Exercise instructions: Extract all of the entries and set them down verbatim.

Input data:
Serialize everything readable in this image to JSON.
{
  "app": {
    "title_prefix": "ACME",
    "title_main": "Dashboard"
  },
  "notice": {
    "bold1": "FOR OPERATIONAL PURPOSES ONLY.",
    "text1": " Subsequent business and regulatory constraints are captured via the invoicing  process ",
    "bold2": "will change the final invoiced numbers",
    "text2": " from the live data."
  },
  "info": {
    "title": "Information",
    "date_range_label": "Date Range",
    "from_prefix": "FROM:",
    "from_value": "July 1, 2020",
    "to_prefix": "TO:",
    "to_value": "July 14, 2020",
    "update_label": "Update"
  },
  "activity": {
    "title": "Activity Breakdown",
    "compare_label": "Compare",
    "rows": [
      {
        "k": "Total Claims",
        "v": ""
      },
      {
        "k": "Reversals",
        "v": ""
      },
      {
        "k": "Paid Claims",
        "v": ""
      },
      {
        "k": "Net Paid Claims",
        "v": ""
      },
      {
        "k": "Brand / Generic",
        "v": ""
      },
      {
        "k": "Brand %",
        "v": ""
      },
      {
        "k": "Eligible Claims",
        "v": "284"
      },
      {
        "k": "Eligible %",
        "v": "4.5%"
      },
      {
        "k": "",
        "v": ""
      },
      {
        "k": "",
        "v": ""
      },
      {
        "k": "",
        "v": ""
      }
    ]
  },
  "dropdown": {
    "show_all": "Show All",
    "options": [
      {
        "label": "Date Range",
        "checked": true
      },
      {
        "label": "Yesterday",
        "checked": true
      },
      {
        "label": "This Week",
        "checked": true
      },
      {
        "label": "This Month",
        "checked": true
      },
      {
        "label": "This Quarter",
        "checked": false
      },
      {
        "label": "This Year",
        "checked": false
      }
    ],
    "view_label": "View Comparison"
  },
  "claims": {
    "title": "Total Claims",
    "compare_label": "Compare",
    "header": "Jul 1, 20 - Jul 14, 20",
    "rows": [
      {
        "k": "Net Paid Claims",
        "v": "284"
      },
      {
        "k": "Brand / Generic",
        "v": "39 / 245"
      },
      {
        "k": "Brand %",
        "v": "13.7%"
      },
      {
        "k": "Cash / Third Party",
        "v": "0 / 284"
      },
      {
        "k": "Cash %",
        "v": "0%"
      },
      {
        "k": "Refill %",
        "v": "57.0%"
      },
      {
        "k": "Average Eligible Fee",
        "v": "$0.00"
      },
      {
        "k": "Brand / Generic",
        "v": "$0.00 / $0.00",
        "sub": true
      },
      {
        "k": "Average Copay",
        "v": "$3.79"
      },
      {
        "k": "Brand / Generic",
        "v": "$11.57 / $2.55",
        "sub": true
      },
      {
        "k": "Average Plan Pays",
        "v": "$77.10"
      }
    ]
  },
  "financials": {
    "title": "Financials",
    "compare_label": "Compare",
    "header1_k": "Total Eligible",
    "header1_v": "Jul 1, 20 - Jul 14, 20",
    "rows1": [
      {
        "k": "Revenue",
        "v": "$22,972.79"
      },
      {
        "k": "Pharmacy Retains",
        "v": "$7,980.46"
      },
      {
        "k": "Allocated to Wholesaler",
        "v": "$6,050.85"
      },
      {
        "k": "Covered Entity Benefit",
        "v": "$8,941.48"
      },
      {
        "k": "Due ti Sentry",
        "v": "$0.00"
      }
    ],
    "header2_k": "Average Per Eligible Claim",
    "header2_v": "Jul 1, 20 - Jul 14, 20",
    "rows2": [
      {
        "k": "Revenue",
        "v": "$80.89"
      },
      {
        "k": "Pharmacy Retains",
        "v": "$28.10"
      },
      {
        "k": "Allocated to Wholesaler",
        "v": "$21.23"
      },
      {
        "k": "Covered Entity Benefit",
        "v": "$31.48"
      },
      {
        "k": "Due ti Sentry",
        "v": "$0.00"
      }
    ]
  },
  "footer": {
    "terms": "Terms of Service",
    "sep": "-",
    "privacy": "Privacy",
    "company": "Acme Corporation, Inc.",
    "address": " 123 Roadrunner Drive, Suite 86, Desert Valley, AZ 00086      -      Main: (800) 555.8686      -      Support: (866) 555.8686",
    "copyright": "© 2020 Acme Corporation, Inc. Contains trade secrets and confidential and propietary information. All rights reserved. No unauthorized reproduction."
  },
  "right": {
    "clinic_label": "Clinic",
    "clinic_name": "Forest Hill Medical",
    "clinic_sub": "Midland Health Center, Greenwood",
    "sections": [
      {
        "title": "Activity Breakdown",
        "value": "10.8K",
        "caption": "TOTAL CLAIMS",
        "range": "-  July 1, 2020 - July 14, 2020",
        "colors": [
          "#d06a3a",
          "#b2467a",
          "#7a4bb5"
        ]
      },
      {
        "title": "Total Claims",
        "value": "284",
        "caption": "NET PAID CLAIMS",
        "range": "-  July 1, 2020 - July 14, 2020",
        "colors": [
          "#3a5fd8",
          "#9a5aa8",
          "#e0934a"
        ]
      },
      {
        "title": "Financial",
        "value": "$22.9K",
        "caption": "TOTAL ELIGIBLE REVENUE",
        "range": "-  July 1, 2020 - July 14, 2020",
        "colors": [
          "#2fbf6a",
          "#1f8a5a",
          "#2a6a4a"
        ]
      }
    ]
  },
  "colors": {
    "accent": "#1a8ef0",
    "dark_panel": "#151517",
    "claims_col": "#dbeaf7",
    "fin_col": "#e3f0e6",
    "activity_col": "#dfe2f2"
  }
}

Response to this task:
Serialize everything readable in this image to JSON.
{
  "app": {
    "title_prefix": "ACME",
    "title_main": "Dashboard"
  },
  "notice": {
    "bold1": "FOR OPERATIONAL PURPOSES ONLY.",
    "text1": " Subsequent business and regulatory constraints are captured via the invoicing  process ",
    "bold2": "will change the final invoiced numbers",
    "text2": " from the live data."
  },
  "info": {
    "title": "Information",
    "date_range_label": "Date Range",
    "from_prefix": "FROM:",
    "from_value": "July 1, 2020",
    "to_prefix": "TO:",
    "to_value": "July 14, 2020",
    "update_label": "Update"
  },
  "activity": {
    "title": "Activity Breakdown",
    "compare_label": "Compare",
    "rows": [
      {
        "k": "Total Claims",
        "v": ""
      },
      {
        "k": "Reversals",
        "v": ""
      },
      {
        "k": "Paid Claims",
        "v": ""
      },
      {
        "k": "Net Paid Claims",
        "v": ""
      },
      {
        "k": "Brand / Generic",
        "v": ""
      },
      {
        "k": "Brand %",
        "v": ""
      },
      {
        "k": "Eligible Claims",
        "v": "284"
      },
      {
        "k": "Eligible %",
        "v": "4.5%"
      },
      {
        "k": "",
        "v": ""
      },
      {
        "k": "",
        "v": ""
      },
      {
        "k": "",
        "v": ""
      }
    ]
  },
  "dropdown": {
    "show_all": "Show All",
    "options": [
      {
        "label": "Date Range",
        "checked": true
      },
      {
        "label": "Yesterday",
        "checked": true
      },
      {
        "label": "This Week",
        "checked": true
      },
      {
        "label": "This Month",
        "checked": true
      },
      {
        "label": "This Quarter",
        "checked": false
      },
      {
        "label": "This Year",
        "checked": false
      }
    ],
    "view_label": "View Comparison"
  },
  "claims": {
    "title": "Total Claims",
    "compare_label": "Compare",
    "header": "Jul 1, 20 - Jul 14, 20",
    "rows": [
      {
        "k": "Net Paid Claims",
        "v": "284"
      },
      {
        "k": "Brand / Generic",
        "v": "39 / 245"
      },
      {
        "k": "Brand %",
        "v": "13.7%"
      },
      {
        "k": "Cash / Third Party",
        "v": "0 / 284"
      },
      {
        "k": "Cash %",
        "v": "0%"
      },
      {
        "k": "Refill %",
        "v": "57.0%"
      },
      {
        "k": "Average Eligible Fee",
        "v": "$0.00"
      },
      {
        "k": "Brand / Generic",
        "v": "$0.00 / $0.00",
        "sub": true
      },
      {
        "k": "Average Copay",
        "v": "$3.79"
      },
      {
        "k": "Brand / Generic",
        "v": "$11.57 / $2.55",
        "sub": true
      },
      {
        "k": "Average Plan Pays",
        "v": "$77.10"
      }
    ]
  },
  "financials": {
    "title": "Financials",
    "compare_label": "Compare",
    "header1_k": "Total Eligible",
    "header1_v": "Jul 1, 20 - Jul 14, 20",
    "rows1": [
      {
        "k": "Revenue",
        "v": "$22,972.79"
      },
      {
        "k": "Pharmacy Retains",
        "v": "$7,980.46"
      },
      {
        "k": "Allocated to Wholesaler",
        "v": "$6,050.85"
      },
      {
        "k": "Covered Entity Benefit",
        "v": "$8,941.48"
      },
      {
        "k": "Due ti Sentry",
        "v": "$0.00"
      }
    ],
    "header2_k": "Average Per Eligible Claim",
    "header2_v": "Jul 1, 20 - Jul 14, 20",
    "rows2": [
      {
        "k": "Revenue",
        "v": "$80.89"
      },
      {
        "k": "Pharmacy Retains",
        "v": "$28.10"
      },
      {
        "k": "Allocated to Wholesaler",
        "v": "$21.23"
      },
      {
        "k": "Covered Entity Benefit",
        "v": "$31.48"
      },
      {
        "k": "Due ti Sentry",
        "v": "$0.00"
      }
    ]
  },
  "footer": {
    "terms": "Terms of Service",
    "sep": "-",
    "privacy": "Privacy",
    "company": "Acme Corporation, Inc.",
    "address": " 123 Roadrunner Drive, Suite 86, Desert Valley, AZ 00086      -      Main: (800) 555.8686      -      Support: (866) 555.8686",
    "copyright": "© 2020 Acme Corporation, Inc. Contains trade secrets and confidential and propietary information. All rights reserved. No unauthorized reproduction."
  },
  "right": {
    "clinic_label": "Clinic",
    "clinic_name": "Forest Hill Medical",
    "clinic_sub": "Midland Health Center, Greenwood",
    "sections": [
      {
        "title": "Activity Breakdown",
        "value": "10.8K",
        "caption": "TOTAL CLAIMS",
        "range": "-  July 1, 2020 - July 14, 2020",
        "colors": [
          "#d06a3a",
          "#b2467a",
          "#7a4bb5"
        ]
      },
      {
        "title": "Total Claims",
        "value": "284",
        "caption": "NET PAID CLAIMS",
        "range": "-  July 1, 2020 - July 14, 2020",
        "colors": [
          "#3a5fd8",
          "#9a5aa8",
          "#e0934a"
        ]
      },
      {
        "title": "Financial",
        "value": "$22.9K",
        "caption": "TOTAL ELIGIBLE REVENUE",
        "range": "-  July 1, 2020 - July 14, 2020",
        "colors": [
          "#2fbf6a",
          "#1f8a5a",
          "#2a6a4a"
        ]
      }
    ]
  },
  "colors": {
    "accent": "#1a8ef0",
    "dark_panel": "#151517",
    "claims_col": "#dbeaf7",
    "fin_col": "#e3f0e6",
    "activity_col": "#dfe2f2"
  }
}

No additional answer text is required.